§ WRITTEN REQUEST
Records follow. Pull out every line that contains "ชากรก".

•••

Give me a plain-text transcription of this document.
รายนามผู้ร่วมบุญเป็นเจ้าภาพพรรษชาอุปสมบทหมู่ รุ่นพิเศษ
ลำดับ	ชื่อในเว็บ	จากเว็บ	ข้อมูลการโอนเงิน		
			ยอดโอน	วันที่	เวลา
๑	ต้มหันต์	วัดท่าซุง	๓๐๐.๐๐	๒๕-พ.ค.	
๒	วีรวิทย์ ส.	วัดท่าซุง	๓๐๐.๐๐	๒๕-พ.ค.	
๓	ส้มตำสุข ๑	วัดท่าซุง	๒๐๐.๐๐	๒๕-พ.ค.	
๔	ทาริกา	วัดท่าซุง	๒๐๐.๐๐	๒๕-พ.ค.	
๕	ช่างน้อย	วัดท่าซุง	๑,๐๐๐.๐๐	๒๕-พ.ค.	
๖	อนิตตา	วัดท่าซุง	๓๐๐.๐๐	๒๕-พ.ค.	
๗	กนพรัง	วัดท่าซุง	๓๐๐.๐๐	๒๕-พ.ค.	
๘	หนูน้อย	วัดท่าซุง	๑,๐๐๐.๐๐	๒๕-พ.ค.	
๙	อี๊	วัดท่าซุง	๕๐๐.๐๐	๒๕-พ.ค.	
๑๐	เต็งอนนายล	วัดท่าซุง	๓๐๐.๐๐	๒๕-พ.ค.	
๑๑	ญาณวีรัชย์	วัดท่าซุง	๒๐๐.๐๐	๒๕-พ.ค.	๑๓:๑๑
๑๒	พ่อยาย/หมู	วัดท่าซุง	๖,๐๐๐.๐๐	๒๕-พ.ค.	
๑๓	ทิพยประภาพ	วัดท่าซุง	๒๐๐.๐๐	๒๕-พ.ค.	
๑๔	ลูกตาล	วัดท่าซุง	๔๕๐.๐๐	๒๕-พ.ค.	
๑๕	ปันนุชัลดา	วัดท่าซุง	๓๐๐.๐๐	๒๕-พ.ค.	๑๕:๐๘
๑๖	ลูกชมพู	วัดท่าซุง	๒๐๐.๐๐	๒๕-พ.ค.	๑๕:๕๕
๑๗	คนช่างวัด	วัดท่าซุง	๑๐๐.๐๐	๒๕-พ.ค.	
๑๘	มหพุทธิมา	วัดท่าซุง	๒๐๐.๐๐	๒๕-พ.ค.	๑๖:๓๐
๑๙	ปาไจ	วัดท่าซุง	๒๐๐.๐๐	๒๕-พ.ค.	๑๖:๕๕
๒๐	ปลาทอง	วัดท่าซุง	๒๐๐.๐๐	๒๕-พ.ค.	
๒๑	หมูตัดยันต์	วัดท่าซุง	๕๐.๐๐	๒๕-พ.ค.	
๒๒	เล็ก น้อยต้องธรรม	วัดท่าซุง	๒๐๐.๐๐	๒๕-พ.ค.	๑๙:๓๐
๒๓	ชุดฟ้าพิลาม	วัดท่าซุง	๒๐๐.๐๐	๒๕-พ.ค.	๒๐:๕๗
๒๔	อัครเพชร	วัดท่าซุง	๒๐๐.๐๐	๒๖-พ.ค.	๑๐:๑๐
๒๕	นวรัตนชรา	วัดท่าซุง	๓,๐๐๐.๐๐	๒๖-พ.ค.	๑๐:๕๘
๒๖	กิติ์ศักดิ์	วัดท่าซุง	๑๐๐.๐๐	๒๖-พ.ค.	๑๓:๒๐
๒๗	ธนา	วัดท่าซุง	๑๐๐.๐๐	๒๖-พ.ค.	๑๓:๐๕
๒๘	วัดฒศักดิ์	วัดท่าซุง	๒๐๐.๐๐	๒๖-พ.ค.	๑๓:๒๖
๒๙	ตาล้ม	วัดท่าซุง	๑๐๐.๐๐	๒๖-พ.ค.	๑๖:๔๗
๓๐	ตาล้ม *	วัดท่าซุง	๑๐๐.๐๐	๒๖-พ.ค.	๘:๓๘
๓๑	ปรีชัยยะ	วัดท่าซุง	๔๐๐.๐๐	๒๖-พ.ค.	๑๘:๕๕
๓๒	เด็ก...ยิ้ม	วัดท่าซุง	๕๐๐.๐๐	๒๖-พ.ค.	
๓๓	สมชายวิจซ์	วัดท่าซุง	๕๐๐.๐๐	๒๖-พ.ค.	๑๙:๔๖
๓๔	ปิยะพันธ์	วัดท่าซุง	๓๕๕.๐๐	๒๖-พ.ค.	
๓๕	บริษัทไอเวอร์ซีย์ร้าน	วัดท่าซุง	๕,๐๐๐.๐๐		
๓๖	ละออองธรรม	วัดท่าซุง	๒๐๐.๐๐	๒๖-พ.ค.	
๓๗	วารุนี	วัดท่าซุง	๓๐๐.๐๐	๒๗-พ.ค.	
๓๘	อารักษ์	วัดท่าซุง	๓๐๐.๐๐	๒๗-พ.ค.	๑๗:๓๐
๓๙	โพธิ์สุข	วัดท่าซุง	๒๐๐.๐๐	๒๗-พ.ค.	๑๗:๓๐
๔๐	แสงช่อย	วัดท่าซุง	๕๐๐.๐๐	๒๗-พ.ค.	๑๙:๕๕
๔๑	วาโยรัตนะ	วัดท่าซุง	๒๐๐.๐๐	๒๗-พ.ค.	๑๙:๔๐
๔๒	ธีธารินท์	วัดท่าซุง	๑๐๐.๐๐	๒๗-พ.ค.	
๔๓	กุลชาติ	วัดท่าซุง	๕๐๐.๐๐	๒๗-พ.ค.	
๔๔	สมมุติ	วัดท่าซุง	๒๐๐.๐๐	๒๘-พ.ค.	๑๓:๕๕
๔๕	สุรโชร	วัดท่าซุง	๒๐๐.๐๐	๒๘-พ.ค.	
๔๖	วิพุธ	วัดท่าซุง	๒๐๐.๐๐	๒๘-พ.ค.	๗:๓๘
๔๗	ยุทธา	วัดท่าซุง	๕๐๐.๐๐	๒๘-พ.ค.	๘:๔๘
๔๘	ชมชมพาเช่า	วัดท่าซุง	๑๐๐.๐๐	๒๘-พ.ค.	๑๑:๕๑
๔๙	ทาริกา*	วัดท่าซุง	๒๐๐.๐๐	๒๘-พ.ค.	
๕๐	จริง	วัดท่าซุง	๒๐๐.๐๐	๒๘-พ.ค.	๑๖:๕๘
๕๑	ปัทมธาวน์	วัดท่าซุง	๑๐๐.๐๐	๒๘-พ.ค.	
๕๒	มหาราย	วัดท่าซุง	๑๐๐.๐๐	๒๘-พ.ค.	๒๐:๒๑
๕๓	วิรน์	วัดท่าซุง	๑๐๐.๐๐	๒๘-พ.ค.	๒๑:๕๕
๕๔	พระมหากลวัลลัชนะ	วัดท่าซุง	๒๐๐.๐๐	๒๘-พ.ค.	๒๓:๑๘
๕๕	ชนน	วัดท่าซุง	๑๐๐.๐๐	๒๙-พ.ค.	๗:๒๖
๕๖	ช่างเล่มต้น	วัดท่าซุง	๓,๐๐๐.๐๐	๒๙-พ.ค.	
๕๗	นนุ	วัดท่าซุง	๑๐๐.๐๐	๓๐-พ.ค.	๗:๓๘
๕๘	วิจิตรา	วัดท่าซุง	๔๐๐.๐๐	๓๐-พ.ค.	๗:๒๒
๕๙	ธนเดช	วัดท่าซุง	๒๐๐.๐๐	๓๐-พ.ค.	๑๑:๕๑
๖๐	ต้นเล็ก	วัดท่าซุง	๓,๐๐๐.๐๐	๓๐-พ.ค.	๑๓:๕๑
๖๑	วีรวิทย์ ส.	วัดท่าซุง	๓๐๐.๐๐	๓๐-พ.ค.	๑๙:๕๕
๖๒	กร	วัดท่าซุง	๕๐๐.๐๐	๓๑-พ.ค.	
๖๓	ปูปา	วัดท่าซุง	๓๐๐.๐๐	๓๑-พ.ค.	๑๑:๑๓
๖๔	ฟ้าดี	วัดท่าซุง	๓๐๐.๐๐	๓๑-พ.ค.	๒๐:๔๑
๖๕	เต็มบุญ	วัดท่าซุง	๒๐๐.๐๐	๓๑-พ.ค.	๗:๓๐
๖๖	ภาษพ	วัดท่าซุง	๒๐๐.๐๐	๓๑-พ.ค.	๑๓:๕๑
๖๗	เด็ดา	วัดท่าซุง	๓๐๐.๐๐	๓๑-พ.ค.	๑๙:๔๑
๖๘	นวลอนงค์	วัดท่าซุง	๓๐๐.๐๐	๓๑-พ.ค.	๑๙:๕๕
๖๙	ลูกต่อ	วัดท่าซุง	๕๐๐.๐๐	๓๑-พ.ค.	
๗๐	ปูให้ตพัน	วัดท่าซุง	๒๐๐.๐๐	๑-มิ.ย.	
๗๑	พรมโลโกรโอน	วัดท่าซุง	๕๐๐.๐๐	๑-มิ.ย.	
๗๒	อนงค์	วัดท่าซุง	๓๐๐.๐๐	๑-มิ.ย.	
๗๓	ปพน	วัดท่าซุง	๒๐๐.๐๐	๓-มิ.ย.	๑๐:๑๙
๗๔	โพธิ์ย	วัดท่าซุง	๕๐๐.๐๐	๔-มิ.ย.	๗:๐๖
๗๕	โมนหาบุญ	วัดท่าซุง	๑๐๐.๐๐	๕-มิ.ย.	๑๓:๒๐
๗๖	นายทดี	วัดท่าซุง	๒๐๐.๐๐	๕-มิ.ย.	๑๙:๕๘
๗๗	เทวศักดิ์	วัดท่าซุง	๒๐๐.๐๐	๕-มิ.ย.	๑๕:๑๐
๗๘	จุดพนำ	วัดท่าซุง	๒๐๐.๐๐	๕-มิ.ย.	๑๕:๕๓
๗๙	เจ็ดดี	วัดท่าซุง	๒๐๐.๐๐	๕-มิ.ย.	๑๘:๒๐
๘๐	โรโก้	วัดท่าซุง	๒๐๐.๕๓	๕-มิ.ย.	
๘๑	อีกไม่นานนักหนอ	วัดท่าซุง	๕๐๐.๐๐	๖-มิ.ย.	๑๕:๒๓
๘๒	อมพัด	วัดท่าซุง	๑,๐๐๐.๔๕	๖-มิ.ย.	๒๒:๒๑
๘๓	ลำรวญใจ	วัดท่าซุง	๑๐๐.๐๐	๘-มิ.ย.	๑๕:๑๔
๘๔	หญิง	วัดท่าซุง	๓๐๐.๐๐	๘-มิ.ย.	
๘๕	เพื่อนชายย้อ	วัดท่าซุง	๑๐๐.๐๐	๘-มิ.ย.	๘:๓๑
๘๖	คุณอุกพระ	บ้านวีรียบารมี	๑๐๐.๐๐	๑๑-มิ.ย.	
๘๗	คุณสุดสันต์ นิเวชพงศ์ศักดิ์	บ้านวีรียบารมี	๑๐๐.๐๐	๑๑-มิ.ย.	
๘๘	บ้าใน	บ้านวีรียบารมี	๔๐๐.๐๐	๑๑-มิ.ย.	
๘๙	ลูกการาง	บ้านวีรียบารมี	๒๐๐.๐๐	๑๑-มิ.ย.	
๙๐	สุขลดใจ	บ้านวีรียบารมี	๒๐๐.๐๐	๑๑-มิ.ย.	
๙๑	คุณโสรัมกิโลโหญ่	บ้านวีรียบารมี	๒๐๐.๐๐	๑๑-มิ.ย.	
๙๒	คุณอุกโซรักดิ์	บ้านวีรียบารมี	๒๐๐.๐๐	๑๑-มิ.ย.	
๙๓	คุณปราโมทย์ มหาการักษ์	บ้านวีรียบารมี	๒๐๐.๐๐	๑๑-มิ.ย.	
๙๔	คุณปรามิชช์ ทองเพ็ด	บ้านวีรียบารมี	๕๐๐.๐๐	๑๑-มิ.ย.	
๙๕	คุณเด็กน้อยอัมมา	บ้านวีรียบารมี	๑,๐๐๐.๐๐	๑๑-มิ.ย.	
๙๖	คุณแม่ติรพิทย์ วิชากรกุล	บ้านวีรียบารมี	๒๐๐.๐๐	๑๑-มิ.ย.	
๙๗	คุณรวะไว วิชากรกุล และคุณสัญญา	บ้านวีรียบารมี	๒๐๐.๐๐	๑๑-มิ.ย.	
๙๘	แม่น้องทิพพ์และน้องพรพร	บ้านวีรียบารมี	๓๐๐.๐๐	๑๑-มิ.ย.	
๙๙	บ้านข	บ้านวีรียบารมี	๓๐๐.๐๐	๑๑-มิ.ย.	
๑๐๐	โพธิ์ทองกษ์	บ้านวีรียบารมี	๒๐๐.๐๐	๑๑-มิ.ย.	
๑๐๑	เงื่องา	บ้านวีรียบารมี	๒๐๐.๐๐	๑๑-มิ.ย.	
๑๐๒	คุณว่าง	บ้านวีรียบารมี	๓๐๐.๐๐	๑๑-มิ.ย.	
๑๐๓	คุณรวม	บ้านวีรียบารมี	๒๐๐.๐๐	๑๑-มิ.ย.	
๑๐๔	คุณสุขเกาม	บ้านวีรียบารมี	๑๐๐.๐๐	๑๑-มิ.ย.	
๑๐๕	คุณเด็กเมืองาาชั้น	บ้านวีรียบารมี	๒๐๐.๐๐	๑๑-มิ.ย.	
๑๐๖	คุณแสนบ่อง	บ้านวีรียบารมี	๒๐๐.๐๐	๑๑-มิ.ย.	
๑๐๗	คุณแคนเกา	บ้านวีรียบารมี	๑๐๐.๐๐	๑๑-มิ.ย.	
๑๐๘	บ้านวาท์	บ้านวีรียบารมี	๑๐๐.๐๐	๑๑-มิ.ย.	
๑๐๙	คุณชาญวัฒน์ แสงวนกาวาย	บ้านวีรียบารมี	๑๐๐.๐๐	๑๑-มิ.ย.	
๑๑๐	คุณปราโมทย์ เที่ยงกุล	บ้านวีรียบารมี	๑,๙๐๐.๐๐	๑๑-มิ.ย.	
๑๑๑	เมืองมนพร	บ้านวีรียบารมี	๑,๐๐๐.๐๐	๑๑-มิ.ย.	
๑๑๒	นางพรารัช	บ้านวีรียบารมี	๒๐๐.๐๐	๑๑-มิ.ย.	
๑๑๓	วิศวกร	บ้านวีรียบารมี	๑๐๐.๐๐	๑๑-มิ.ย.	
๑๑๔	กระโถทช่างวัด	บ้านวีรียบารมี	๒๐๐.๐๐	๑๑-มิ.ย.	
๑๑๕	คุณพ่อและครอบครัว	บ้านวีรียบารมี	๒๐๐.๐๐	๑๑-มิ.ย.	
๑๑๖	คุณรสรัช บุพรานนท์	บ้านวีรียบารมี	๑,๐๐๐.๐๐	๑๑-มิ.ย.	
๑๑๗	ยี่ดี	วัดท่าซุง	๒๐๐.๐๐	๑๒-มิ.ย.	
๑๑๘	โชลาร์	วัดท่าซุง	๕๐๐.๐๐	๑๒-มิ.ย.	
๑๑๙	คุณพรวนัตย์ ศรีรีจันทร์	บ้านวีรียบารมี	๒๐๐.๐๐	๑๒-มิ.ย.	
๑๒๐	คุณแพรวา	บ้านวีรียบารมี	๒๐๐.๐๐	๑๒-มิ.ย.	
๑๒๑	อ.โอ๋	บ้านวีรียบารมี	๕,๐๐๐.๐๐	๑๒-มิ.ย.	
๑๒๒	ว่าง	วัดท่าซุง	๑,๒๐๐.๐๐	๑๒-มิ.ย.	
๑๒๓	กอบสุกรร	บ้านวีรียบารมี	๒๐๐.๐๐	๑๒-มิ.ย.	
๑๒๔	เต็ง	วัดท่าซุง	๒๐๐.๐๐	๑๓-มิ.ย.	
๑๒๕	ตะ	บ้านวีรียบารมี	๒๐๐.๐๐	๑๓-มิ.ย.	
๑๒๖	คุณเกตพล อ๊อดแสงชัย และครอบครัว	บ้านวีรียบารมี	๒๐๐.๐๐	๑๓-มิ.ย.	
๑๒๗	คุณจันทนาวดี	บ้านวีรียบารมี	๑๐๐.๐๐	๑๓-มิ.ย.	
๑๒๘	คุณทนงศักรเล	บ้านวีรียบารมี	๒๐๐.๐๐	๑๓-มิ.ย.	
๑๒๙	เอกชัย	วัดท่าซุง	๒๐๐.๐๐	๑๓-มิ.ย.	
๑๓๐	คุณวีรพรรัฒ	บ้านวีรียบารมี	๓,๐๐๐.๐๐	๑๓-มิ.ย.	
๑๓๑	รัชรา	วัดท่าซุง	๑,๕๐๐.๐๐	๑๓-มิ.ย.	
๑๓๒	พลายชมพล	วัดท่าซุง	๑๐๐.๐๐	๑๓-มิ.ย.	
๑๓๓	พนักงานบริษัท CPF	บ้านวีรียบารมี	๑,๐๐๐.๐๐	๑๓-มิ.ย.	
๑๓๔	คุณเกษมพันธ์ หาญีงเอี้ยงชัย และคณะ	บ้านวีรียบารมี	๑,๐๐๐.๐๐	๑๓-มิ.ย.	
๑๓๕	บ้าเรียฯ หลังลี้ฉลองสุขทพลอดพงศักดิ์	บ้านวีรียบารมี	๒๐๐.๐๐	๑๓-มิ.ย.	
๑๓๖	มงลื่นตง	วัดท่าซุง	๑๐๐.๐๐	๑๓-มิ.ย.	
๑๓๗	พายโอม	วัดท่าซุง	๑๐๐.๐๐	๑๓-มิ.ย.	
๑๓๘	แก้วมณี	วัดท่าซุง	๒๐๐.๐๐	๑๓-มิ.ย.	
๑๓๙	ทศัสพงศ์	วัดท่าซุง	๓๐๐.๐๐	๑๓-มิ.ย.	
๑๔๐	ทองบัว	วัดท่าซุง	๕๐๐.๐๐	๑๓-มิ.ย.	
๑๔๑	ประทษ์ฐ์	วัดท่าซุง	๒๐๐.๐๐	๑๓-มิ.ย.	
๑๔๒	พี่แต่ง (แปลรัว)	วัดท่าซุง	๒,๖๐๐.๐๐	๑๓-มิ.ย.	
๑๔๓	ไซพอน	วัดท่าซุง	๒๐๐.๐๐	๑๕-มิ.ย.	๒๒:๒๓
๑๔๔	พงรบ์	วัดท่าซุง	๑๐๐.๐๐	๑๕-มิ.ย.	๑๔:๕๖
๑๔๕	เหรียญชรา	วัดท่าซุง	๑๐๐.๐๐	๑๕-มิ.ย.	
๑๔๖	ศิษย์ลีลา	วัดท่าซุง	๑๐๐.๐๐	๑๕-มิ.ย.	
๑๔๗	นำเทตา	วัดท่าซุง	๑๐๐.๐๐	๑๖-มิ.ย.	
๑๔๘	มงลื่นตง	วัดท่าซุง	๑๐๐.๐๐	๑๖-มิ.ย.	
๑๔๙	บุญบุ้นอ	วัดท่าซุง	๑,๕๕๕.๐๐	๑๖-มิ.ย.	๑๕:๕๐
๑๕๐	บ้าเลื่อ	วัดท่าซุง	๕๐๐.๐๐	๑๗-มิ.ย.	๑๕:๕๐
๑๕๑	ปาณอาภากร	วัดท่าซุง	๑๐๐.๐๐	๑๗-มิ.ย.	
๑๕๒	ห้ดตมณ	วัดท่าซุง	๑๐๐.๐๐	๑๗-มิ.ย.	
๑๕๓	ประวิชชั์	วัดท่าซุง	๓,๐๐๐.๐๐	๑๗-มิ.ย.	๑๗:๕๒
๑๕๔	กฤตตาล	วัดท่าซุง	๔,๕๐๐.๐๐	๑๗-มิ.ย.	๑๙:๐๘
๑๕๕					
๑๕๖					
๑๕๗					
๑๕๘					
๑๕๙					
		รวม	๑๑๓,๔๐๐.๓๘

•••

§ RESULT BELOW
๙๖	คุณแม่ติรพิทย์ วิชากรกุล	บ้านวีรียบารมี	๒๐๐.๐๐	๑๑-มิ.ย.	
๙๗	คุณรวะไว วิชากรกุล และคุณสัญญา	บ้านวีรียบารมี	๒๐๐.๐๐	๑๑-มิ.ย.	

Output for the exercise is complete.